Every line with the word "JSON" in it should be extracted from the data that follows.

>> BEGIN The records

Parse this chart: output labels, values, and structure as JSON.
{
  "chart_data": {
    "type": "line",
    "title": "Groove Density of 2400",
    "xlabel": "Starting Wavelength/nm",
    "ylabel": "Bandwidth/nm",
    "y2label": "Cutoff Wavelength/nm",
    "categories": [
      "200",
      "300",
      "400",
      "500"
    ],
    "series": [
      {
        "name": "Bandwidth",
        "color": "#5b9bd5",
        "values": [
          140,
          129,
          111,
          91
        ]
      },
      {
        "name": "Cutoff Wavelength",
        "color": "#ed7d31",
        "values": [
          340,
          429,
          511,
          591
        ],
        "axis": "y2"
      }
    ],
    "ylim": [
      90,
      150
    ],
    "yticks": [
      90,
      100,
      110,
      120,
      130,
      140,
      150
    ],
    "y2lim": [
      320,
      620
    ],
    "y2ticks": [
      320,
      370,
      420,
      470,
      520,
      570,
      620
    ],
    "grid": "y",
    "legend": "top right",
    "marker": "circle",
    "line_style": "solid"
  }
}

>> END The records
>> BEGIN The records

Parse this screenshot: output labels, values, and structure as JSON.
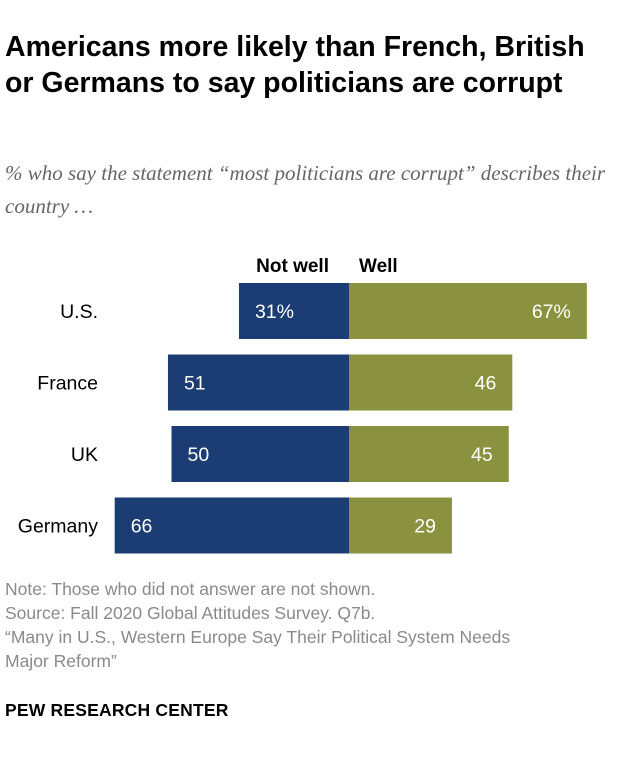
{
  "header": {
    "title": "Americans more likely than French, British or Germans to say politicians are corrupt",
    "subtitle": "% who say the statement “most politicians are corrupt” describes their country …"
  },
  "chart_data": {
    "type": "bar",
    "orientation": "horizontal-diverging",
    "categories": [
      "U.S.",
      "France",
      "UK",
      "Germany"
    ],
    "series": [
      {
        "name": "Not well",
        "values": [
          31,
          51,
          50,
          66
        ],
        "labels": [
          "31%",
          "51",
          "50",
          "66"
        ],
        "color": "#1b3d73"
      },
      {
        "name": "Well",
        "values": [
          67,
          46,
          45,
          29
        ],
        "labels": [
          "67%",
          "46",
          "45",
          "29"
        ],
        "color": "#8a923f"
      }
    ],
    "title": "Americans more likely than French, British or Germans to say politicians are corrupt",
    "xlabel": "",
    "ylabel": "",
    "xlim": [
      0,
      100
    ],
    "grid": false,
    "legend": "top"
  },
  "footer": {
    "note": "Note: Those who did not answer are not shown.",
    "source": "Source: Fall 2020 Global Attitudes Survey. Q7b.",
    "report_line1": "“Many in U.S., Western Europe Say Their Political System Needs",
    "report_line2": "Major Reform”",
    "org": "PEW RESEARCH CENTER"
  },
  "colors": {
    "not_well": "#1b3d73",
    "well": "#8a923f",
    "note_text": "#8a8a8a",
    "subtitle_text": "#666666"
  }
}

>> END The records

◆ Written response ◆
Parse this chart: output labels, values, and structure as JSON.
Parse this screenshot: output labels, values, and structure as JSON.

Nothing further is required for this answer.